Write out every line of the items below without changing anything.

§ Data for this exercise
· · · · · · ·

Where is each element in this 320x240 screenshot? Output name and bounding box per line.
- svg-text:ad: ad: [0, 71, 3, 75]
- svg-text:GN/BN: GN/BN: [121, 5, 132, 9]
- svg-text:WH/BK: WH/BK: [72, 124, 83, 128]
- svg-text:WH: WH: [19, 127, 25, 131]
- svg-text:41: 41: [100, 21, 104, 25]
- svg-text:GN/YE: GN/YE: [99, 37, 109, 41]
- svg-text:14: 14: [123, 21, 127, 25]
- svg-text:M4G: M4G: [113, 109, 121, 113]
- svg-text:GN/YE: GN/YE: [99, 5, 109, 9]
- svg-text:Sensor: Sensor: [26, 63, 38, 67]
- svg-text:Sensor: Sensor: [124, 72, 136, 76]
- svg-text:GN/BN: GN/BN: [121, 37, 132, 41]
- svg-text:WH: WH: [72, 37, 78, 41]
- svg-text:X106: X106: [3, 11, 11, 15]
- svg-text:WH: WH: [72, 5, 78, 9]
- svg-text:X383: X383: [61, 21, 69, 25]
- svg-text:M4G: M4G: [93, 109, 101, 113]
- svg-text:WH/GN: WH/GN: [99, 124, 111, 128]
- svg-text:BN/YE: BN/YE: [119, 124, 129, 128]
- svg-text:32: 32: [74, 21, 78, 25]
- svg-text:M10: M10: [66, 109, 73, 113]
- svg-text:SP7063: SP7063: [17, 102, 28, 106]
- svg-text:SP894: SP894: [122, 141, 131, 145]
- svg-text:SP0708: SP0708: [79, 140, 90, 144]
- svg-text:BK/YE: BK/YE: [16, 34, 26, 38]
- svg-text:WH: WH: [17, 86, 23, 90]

· · · · · · ·

§ Task result
Where is each element in this 320x240 screenshot? Output name and bounding box per line.
- svg-text:ad: ad: [0, 71, 3, 75]
- svg-text:GN/BN: GN/BN: [121, 5, 132, 9]
- svg-text:WH/BK: WH/BK: [72, 124, 83, 128]
- svg-text:WH: WH: [19, 127, 25, 131]
- svg-text:41: 41: [100, 21, 104, 25]
- svg-text:GN/YE: GN/YE: [99, 37, 109, 41]
- svg-text:14: 14: [123, 21, 127, 25]
- svg-text:M4G: M4G: [113, 109, 121, 113]
- svg-text:GN/YE: GN/YE: [99, 5, 109, 9]
- svg-text:Sensor: Sensor: [26, 63, 38, 67]
- svg-text:Sensor: Sensor: [124, 72, 136, 76]
- svg-text:GN/BN: GN/BN: [121, 37, 132, 41]
- svg-text:WH: WH: [72, 37, 78, 41]
- svg-text:X106: X106: [3, 11, 11, 15]
- svg-text:WH: WH: [72, 5, 78, 9]
- svg-text:X383: X383: [61, 21, 69, 25]
- svg-text:M4G: M4G: [93, 109, 101, 113]
- svg-text:WH/GN: WH/GN: [99, 124, 111, 128]
- svg-text:BN/YE: BN/YE: [119, 124, 129, 128]
- svg-text:32: 32: [74, 21, 78, 25]
- svg-text:M10: M10: [66, 109, 73, 113]
- svg-text:SP7063: SP7063: [17, 102, 28, 106]
- svg-text:SP894: SP894: [122, 141, 131, 145]
- svg-text:SP0708: SP0708: [79, 140, 90, 144]
- svg-text:BK/YE: BK/YE: [16, 34, 26, 38]
- svg-text:WH: WH: [17, 86, 23, 90]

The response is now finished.